In der deutschen Presse liest man derzeit nicht mehr viel von den Corona-Hilfen der EU. In anderen Ländern schon. Vor allem liest man da, dass Deutschland und Holland bremsen und blockieren und Video-Sitzungen der Finanzminister im Streit abgebrochen wurden. Nach europäischer Solidarität klingt das nicht.
Aber halt! Angeblich wurden in Brüssel doch inzwischen üppige Milliardenbeträge für die ökonomische Coronakrisen-Bekämpfung freigeschaltet? Sehen wir uns das genauer an: Aktuell beschloss die EU ein erstes Paket von Corona-Hilfen, die möglichst schnell fließen sollen. Zusammenaddiert umfassen sie nominell 540 Milliarden Euro. Zusätzlich zu diesen Corona-Hilfen wird über ein späteres „Wiederaufbauprogramm“ diskutiert, das die EU-Kommission mit bis zu 1.500 Milliarden ausstatten möchte.
Hilfspaket: dürftig?

####

# IHRE AUFGABEN:
1/ Welchen nominellen Gesamtbetrag hat das erste Paket der Corona-Hilfen laut dem Text über die Corona-Hilfen der EU?
2/ Führen Sie den Text über die Corona-Hilfen der EU im Anschluss an seine letzte Zeile weiter.

####

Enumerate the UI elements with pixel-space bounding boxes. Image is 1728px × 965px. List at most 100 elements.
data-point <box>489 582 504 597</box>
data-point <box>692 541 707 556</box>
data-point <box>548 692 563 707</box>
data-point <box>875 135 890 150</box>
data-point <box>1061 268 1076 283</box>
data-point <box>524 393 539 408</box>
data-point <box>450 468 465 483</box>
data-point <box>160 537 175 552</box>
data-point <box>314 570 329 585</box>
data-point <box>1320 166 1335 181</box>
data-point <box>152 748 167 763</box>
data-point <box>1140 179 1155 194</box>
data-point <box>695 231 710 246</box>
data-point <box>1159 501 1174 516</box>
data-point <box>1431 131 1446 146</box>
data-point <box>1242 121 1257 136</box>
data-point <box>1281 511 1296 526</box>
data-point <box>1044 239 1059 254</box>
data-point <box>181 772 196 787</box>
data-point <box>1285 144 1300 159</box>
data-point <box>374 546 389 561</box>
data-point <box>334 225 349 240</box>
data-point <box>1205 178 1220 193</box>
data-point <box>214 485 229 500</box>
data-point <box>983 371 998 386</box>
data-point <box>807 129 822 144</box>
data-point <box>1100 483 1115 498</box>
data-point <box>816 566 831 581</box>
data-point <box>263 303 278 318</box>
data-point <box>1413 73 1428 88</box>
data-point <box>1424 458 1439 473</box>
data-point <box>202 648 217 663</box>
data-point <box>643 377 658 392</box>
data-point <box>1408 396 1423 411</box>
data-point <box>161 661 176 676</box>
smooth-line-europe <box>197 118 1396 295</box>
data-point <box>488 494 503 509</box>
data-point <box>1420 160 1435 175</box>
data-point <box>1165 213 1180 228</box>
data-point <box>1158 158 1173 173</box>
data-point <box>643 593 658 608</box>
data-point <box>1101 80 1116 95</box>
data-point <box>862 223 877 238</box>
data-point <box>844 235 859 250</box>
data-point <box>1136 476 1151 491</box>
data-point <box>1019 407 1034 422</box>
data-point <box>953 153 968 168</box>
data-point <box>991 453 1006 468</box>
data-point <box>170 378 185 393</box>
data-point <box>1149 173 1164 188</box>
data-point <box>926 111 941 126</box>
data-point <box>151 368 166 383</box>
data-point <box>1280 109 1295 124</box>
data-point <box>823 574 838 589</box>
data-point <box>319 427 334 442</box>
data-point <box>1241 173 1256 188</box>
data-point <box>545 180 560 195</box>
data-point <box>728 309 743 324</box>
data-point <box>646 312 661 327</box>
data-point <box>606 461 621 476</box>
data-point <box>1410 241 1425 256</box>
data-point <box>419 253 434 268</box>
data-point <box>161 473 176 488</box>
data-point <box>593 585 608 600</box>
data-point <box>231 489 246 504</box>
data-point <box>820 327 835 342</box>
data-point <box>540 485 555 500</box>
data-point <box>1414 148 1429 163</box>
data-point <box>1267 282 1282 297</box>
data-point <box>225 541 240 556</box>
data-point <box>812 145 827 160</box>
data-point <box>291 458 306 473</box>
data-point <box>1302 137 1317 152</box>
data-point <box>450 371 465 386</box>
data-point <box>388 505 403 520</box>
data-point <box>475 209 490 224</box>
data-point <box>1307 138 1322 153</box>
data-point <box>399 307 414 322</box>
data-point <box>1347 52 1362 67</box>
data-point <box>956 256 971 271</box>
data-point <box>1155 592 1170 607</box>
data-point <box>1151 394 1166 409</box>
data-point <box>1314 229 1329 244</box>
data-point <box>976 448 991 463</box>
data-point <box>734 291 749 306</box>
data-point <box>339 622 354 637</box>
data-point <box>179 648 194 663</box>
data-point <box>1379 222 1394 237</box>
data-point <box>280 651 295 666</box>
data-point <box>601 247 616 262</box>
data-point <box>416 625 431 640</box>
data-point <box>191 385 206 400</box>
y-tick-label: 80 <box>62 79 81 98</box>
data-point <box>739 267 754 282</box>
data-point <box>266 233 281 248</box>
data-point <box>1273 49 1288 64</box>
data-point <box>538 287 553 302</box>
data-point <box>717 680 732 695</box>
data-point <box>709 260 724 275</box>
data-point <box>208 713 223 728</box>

####

# ANTWORTEN NACHEINANDER:
1/ 540 Milliarden Euro.

2/
Kommen wir also erst einmal zum Hilfspaket: Gemessen am Bruttoprodukt der EU von insgesamt 16.393 Milliarden Euro schrumpft dessen Volumen auf die überschaubare Größe von 3,3 % des europäischen BIP. Alle Prognosen gehen davon aus, dass der Wirtschaftseinbruch in der EU nach optimistischen Schätzungen mindestens 7 – 8 %, schlimmstenfalls aber sogar 15 % betragen wird. Der Stabilisierungseffekt der Hilfen wird demgegenüber eher begrenzt sein.
Im Vergleich dazu hat alleine Deutschland bisher rund 1.200 Milliarden an Krediten und Zuschüssen eingeplant. Die 540 Milliarden für die EU mit einer Bevölkerung von 460 Millionen Einwohnern wirken dagegen ein wenig dürftig. Die Frage ist außerdem, ob dieses Budget real denn überhaupt zur Verfügung steht und unter welchen Konditionen die Gelder erhältlich sein werden.
Das Paket besteht aus drei Hauptteilen:
- Die Europäischen Investitionsbank EIB soll mit Bürgschaften und Garantien bis zu 200 Milliarden Euro zinsgünstige Kredite an Unternehmen, vorrangig an Mittelständler, absichern. (Kreditgeber sind die Geschäftsbanken.) Die tatsächlich von den Mitgliedsstaaten dafür aufzuwendende Summe beträgt lediglich 25 Milliarden, da Garantien und Bürgschaften immer nur zu einem Teil gedeckt sein müssen.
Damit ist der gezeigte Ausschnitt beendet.